%%

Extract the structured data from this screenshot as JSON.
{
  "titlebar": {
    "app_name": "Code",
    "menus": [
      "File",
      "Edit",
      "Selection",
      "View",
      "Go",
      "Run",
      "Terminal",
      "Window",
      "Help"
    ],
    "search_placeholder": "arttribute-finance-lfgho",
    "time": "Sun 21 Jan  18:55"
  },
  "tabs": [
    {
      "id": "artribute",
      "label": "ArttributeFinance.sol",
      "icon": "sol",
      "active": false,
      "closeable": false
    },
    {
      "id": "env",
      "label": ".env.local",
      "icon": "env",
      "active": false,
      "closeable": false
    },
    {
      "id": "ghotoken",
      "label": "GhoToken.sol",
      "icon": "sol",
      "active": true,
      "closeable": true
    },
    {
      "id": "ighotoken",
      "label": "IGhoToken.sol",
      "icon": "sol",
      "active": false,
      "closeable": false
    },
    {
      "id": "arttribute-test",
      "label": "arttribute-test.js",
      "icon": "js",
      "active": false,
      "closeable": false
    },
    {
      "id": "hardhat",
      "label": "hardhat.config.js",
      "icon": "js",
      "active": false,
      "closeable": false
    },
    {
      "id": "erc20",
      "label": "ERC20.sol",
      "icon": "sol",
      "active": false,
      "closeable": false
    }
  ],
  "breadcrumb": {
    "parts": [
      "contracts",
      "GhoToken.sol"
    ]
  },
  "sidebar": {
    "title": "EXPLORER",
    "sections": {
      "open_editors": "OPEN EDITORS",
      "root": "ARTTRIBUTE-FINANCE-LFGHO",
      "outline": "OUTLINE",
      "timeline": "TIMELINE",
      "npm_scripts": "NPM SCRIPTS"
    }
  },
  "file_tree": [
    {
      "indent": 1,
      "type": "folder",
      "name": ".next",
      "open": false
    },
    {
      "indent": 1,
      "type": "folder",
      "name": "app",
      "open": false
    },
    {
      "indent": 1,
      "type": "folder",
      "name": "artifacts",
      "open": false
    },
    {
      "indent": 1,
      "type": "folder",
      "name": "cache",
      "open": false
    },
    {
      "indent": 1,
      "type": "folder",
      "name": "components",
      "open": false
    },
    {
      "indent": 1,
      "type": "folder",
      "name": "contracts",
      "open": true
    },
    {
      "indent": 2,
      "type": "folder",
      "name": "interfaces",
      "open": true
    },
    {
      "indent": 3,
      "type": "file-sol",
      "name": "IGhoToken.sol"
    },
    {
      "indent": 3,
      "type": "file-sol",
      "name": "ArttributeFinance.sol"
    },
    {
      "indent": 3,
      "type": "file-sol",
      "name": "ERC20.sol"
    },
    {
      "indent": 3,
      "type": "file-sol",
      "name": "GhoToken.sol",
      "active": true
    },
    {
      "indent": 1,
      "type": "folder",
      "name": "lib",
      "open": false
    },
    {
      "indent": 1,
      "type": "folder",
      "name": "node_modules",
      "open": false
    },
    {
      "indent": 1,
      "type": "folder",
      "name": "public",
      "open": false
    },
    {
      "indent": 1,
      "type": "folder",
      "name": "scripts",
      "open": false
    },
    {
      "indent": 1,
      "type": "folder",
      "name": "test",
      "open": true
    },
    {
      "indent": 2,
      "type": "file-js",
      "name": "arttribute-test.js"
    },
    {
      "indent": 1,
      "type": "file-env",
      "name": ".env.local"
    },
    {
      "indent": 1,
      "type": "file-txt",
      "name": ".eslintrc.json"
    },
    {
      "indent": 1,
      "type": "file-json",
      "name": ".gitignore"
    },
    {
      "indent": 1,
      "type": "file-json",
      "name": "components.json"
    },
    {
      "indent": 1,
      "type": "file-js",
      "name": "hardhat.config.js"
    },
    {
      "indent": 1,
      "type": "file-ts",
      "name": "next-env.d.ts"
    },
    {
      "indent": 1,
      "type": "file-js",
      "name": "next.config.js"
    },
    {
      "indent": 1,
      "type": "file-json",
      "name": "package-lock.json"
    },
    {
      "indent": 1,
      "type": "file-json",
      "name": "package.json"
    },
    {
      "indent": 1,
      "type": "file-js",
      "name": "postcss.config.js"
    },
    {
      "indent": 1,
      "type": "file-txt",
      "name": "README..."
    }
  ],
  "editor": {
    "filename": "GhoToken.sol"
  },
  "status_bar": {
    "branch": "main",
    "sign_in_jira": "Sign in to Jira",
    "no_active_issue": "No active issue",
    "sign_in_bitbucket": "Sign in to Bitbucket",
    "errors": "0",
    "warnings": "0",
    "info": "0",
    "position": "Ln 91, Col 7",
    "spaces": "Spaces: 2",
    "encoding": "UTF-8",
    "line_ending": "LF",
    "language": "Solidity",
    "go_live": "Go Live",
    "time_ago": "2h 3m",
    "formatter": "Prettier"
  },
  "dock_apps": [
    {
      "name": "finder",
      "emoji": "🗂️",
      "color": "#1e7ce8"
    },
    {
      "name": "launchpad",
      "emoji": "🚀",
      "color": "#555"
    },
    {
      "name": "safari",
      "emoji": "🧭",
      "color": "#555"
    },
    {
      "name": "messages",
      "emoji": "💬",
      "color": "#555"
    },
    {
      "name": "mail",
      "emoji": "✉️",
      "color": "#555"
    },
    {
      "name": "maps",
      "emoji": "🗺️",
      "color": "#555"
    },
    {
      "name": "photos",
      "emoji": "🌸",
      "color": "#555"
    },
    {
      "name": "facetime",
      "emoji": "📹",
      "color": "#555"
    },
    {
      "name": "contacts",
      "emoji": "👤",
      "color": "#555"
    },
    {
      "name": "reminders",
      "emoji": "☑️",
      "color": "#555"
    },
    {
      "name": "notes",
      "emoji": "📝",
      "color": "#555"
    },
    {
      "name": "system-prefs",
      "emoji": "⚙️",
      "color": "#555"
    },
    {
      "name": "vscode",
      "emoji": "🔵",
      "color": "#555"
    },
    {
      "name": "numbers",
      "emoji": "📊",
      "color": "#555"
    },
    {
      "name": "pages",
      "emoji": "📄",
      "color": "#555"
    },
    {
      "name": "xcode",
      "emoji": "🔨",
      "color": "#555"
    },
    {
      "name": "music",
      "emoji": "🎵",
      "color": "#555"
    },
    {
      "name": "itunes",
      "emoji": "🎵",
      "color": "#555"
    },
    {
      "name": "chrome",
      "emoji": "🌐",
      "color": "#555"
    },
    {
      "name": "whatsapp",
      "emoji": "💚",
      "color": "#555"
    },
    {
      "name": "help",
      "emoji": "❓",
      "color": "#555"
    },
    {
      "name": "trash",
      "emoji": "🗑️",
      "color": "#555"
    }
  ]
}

%%

▸ Your goal
Search the lines for "package". Copy each line that has it.

▸ Result for this task
      "name": "package-lock.json"
      "name": "package.json"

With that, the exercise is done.